DOCUMENT PASSAGE:
____________

How Far Your Favorite Authors Went For Their Love Of Books

How Far Your Favorite Authors Went For Their Love Of Books

...because when you really love something, you'll do anything for it.

jennifer weiner

Books Made Me: Mouth Off
When I was in second grade, my teacher would pause for what felt like an eternity between words of the weekly spelling quiz. She'd read a word, I'd write the answer...and then, while I was waiting for my classmates to finish, I'd sneak my copy of The Lion, the Witch, and the Wardrobe out of my desk, slip it onto my lap and read it. Needless to say, I was discovered and accused of cheating. I explained I wasn't cheating, just reading, because of the interminable (I think I actually used that word—or tried to) pauses between the words, and that if my teacher would just hurry it up, I wouldn't be so bored.

She called me obnoxious. I called her tyrannical. She called my parents. They called the principal...and the upshot was, instead of coming back for a second year with the same teacher in a blended second-and-third-grade class, I got moved to the fourth grade, thus ensuring my complete and total lack of friends until sophomore year of high school. The good news is, no friends means lots of time to read books...and I'm convinced that being a lonely kid was part of what made me a writer.

____________

EXERCISE TASK A:
Answer these questions about the piece on authors' love of books:
(i) Which book did the writer sneak out of the desk during the spelling quiz?
(ii) What did the teacher call the writer?
(iii) To which grade was the writer moved?

DATA SUPPLIED:
____________

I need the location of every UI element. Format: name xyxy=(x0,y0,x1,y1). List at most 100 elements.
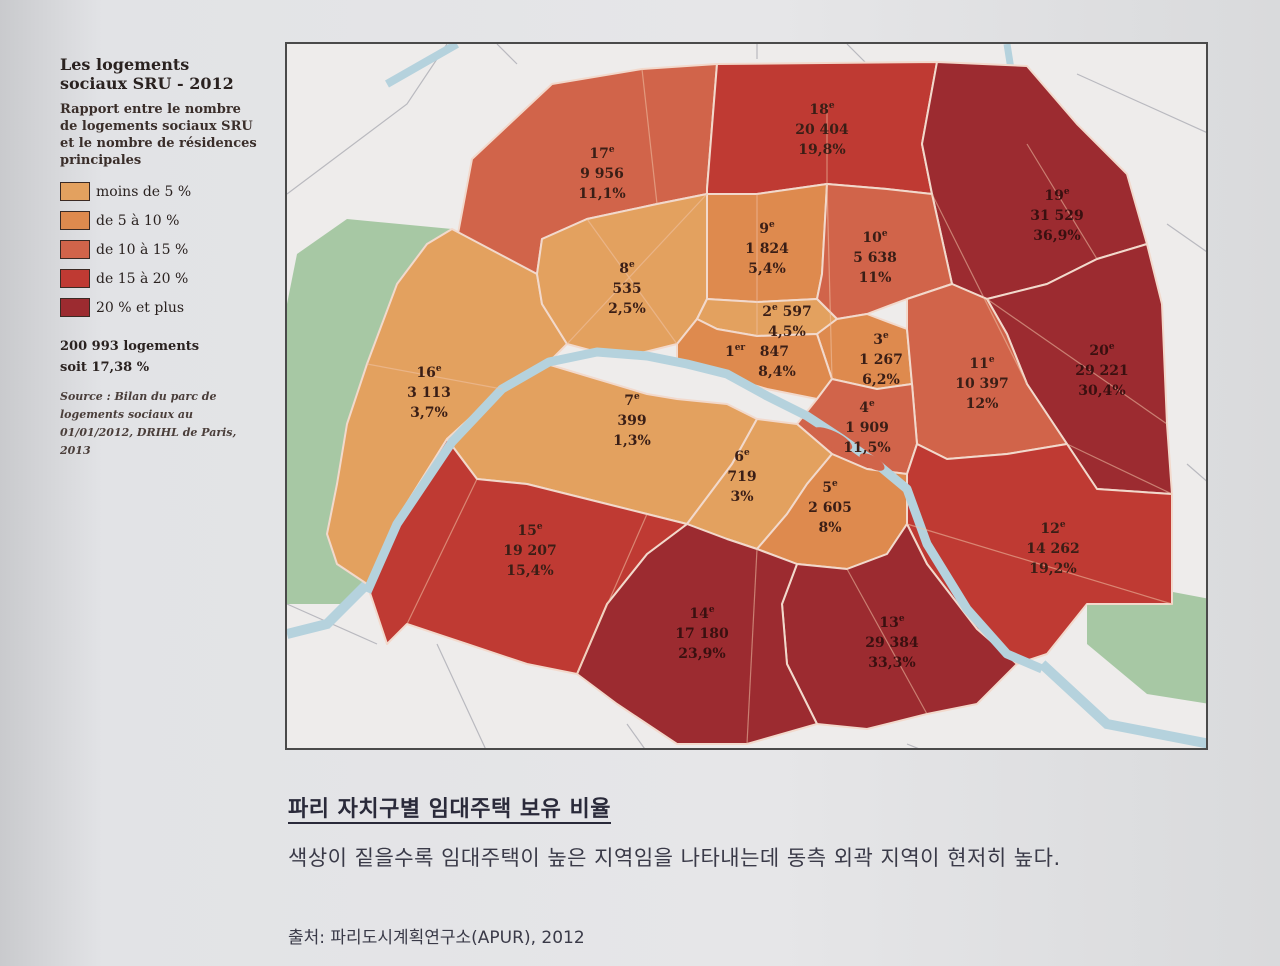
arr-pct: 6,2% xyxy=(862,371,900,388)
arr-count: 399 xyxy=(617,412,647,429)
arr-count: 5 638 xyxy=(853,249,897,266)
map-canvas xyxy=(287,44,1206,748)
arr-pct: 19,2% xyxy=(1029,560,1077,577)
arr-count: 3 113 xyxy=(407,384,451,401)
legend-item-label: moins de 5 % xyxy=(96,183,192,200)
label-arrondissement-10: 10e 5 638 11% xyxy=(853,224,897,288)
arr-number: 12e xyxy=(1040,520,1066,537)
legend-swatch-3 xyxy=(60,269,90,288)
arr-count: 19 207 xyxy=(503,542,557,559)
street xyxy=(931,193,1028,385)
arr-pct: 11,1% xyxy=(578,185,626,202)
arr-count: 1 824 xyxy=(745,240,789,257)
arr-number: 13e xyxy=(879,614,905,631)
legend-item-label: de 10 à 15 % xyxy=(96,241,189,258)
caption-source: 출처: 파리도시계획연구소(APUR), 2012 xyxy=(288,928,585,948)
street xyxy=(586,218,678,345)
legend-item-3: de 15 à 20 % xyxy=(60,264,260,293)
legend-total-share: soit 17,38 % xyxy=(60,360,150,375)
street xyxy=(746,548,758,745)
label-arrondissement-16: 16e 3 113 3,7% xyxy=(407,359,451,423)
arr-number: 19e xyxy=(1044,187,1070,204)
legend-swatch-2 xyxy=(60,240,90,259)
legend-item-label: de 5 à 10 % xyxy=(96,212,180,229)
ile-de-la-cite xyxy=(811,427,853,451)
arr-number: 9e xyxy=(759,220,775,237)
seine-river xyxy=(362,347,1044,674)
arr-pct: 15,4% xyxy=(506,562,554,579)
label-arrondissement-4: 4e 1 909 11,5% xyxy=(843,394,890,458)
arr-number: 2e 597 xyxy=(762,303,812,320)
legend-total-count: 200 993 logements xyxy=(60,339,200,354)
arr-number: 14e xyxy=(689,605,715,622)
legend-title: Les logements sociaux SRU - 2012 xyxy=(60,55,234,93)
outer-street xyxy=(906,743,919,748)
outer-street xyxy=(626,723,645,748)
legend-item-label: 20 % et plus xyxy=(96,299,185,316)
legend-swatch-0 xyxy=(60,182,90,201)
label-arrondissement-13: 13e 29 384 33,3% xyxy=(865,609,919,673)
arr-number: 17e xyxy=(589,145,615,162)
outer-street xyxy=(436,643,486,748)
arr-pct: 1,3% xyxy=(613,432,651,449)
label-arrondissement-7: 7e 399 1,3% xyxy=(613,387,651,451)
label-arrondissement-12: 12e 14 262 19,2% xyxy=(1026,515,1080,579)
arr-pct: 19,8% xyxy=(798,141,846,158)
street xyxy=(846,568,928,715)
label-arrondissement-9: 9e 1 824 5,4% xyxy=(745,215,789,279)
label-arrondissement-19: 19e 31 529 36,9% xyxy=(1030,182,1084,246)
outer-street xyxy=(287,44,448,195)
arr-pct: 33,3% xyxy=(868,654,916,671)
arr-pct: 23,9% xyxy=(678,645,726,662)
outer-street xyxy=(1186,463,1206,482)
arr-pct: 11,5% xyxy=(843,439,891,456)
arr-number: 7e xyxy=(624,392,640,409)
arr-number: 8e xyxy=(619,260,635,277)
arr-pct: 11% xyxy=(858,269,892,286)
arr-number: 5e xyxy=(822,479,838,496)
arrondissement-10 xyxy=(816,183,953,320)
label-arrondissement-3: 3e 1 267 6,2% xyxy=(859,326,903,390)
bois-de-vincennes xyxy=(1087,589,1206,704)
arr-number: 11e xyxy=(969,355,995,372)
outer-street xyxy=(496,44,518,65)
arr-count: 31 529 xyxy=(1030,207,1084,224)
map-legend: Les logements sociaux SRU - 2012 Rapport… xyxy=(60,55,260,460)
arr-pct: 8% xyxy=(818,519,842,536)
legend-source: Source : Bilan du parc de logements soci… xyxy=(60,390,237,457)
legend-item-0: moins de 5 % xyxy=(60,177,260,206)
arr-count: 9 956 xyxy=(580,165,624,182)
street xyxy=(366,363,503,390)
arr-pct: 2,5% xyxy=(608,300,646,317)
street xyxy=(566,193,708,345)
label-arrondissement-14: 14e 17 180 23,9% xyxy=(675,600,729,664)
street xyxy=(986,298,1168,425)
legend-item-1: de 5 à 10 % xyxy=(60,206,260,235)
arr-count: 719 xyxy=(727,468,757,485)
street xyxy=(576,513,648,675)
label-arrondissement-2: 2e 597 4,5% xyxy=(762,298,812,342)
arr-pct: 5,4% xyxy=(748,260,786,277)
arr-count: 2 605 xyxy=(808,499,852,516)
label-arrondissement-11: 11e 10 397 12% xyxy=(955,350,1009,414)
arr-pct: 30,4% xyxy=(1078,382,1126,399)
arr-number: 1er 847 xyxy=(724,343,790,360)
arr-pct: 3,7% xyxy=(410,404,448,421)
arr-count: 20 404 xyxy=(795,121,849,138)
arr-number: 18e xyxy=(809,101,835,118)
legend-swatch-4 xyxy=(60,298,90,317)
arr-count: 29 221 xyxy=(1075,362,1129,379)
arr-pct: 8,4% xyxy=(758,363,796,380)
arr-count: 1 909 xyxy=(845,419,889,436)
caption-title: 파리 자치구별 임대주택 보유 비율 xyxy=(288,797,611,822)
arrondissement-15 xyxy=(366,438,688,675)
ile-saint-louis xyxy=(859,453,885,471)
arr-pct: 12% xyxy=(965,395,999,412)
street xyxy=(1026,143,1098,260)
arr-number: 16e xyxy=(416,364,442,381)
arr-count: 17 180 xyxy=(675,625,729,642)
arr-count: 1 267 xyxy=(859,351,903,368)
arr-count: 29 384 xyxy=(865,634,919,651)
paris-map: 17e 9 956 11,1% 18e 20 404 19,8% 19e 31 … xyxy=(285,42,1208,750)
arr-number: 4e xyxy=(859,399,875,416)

____________

EXERCISE TASK B: From the records, give the lines beginning with the one containing "arr-pct: 6,2% xyxy=(862,371,900,388)" and continuing through the one containing "label-arrondissement-4: 4e 1" as a JSON list of strings. Use one string per line and omit blank lines.

FULL ANSWER A:
(i) The Lion, the Witch, and the Wardrobe
(ii) Obnoxious
(iii) The fourth grade

FULL ANSWER B:
[
  "arr-pct: 6,2% xyxy=(862,371,900,388)",
  "arr-count: 399 xyxy=(617,412,647,429)",
  "arr-count: 5 638 xyxy=(853,249,897,266)",
  "map-canvas xyxy=(287,44,1206,748)",
  "arr-pct: 19,2% xyxy=(1029,560,1077,577)",
  "arr-count: 3 113 xyxy=(407,384,451,401)",
  "legend-item-label: moins de 5 % xyxy=(96,183,192,200)",
  "label-arrondissement-10: 10e 5 638 11% xyxy=(853,224,897,288)",
  "arr-number: 12e xyxy=(1040,520,1066,537)",
  "legend-swatch-3 xyxy=(60,269,90,288)",
  "arr-count: 19 207 xyxy=(503,542,557,559)",
  "street xyxy=(931,193,1028,385)",
  "arr-pct: 11,1% xyxy=(578,185,626,202)",
  "arr-count: 1 824 xyxy=(745,240,789,257)",
  "arr-number: 13e xyxy=(879,614,905,631)",
  "legend-item-label: de 10 à 15 % xyxy=(96,241,189,258)",
  "caption-source: 출처: 파리도시계획연구소(APUR), 2012 xyxy=(288,928,585,948)",
  "street xyxy=(586,218,678,345)",
  "legend-item-3: de 15 à 20 % xyxy=(60,264,260,293)",
  "legend-total-share: soit 17,38 % xyxy=(60,360,150,375)",
  "street xyxy=(746,548,758,745)",
  "label-arrondissement-16: 16e 3 113 3,7% xyxy=(407,359,451,423)",
  "arr-number: 19e xyxy=(1044,187,1070,204)",
  "legend-swatch-2 xyxy=(60,240,90,259)",
  "legend-item-label: de 5 à 10 % xyxy=(96,212,180,229)",
  "ile-de-la-cite xyxy=(811,427,853,451)",
  "arr-number: 9e xyxy=(759,220,775,237)",
  "seine-river xyxy=(362,347,1044,674)",
  "arr-pct: 15,4% xyxy=(506,562,554,579)",
  "label-arrondissement-4: 4e 1 909 11,5% xyxy=(843,394,890,458)"
]